BEGIN DATA SUPPLIED
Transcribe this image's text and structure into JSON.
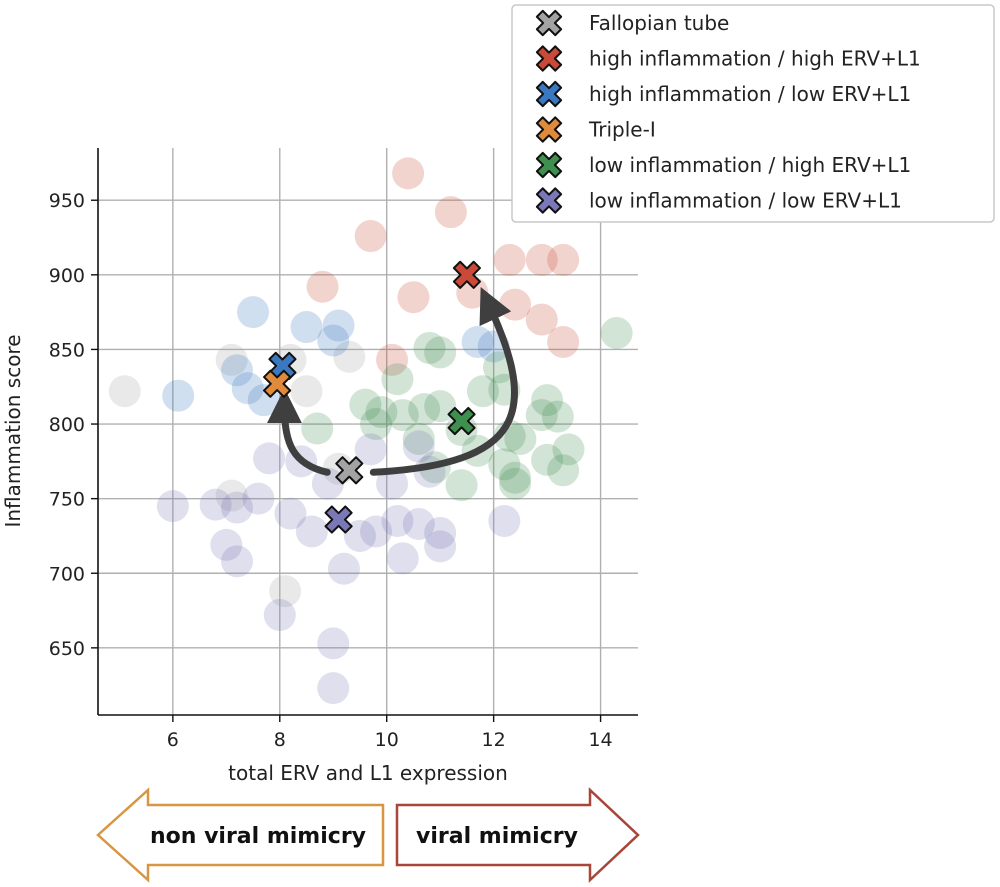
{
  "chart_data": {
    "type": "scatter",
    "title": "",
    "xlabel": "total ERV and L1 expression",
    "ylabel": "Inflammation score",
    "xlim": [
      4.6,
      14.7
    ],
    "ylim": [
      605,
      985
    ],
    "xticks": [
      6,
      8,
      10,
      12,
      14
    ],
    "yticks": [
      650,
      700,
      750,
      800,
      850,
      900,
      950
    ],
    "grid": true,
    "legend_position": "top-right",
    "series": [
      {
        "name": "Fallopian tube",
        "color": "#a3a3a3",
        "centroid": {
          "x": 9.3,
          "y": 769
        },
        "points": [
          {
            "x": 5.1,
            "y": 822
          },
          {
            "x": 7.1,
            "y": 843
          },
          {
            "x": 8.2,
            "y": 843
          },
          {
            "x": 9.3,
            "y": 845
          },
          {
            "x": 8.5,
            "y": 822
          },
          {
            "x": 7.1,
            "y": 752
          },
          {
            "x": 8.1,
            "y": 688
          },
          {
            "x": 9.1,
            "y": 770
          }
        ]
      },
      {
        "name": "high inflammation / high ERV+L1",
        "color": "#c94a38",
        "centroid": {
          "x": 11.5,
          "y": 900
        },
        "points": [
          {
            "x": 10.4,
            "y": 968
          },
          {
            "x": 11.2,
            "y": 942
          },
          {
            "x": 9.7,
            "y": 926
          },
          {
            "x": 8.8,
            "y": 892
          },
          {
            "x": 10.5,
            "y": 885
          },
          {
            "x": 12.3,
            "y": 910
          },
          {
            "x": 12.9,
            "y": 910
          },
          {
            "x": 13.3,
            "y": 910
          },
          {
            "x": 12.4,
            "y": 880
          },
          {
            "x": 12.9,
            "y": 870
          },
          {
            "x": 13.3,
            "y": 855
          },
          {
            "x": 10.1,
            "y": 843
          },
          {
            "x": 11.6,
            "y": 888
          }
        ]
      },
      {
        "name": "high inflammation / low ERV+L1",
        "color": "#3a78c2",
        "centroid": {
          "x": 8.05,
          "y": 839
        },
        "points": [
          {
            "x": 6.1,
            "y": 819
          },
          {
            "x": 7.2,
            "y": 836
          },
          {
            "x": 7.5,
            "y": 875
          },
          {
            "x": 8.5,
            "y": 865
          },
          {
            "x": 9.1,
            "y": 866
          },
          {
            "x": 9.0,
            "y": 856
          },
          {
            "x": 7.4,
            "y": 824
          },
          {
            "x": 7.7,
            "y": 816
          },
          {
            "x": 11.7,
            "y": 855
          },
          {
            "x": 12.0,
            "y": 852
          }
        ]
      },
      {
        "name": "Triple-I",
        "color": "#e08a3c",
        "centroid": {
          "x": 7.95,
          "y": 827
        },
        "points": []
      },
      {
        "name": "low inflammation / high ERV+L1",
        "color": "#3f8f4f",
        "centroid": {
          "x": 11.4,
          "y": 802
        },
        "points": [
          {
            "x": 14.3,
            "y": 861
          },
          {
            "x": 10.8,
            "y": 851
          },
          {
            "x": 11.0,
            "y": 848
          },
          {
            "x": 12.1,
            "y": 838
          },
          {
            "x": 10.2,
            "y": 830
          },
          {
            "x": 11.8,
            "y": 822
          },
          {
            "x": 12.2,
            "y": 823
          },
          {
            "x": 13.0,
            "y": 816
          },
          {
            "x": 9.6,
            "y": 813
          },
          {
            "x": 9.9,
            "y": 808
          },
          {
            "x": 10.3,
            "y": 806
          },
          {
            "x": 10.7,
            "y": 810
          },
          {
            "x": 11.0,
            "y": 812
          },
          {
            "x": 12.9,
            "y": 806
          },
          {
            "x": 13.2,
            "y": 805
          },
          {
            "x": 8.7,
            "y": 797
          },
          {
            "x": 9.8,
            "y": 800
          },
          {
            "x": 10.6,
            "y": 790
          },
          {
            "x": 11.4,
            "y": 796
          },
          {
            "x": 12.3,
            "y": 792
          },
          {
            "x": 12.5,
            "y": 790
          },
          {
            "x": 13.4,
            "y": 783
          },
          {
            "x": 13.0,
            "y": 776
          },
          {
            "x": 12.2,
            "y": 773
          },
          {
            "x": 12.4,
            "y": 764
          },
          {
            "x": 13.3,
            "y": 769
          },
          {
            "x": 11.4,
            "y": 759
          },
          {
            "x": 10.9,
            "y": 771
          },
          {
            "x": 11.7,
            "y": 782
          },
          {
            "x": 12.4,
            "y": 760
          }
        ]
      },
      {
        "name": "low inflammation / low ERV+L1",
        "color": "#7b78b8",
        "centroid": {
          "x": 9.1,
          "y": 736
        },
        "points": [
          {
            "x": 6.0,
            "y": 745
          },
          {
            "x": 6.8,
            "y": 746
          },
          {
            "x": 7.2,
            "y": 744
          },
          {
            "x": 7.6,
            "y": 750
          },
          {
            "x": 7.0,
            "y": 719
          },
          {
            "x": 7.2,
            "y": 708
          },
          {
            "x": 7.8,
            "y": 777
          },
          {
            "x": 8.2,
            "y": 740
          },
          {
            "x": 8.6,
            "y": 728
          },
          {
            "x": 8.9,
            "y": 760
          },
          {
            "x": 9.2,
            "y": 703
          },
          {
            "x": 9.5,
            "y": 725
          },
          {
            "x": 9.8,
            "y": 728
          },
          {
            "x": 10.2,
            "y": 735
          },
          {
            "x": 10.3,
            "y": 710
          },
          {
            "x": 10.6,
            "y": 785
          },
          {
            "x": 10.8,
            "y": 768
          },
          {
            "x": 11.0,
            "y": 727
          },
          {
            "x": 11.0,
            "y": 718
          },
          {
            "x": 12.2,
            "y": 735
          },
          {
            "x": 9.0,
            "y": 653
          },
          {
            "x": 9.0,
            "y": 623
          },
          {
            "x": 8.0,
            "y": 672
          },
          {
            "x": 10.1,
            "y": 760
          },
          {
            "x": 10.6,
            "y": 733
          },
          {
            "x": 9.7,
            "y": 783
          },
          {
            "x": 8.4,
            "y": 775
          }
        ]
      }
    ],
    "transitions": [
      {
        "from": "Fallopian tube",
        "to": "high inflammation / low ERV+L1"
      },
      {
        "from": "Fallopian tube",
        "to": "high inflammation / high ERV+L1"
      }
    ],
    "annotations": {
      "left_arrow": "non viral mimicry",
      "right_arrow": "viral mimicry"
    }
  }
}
END DATA SUPPLIED
BEGIN DATA SUPPLIED
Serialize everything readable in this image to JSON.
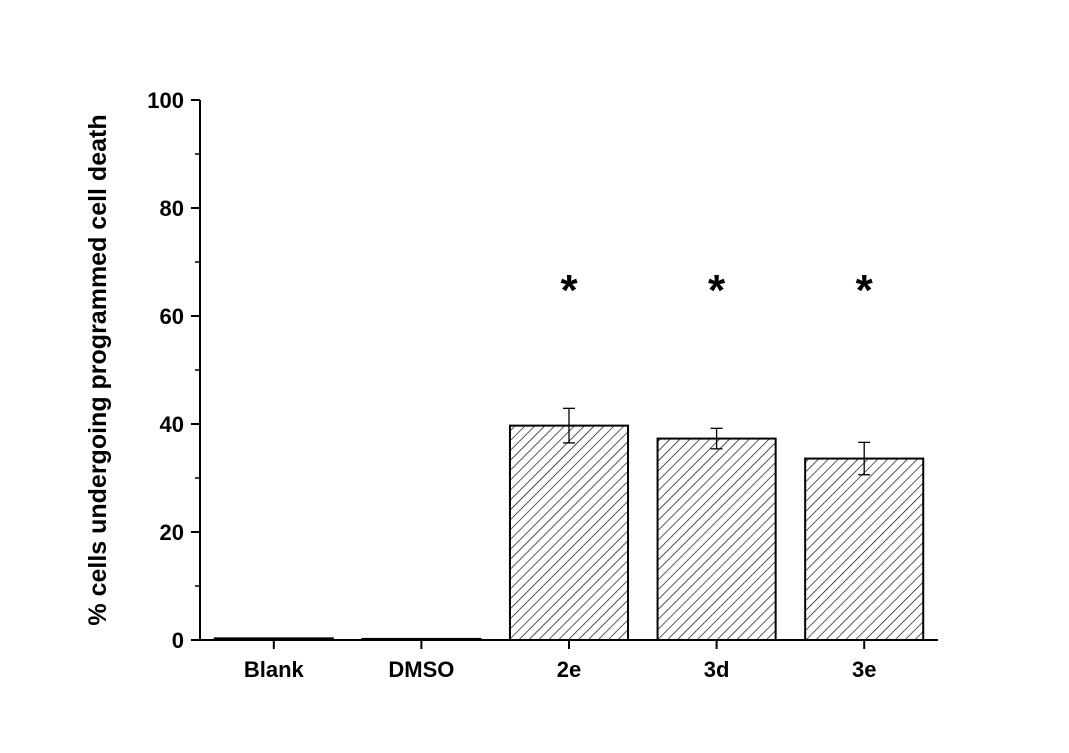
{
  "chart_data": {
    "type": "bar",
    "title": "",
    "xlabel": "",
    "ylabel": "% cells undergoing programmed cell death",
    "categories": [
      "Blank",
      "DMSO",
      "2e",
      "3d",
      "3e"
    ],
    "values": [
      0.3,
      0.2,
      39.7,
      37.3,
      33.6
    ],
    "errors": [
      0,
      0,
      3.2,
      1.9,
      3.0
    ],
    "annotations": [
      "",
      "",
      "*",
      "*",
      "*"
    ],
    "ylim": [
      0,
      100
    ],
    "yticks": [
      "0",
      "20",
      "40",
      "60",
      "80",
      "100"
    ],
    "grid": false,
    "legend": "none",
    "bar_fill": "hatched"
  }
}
END DATA SUPPLIED
WHAT THE TASK ASKS> Find the lines above that include the string "ylabel" and copy them.

ANSWER BOX>
    "ylabel": "Inflammation score",
    "ylabel": "% cells undergoing programmed cell death",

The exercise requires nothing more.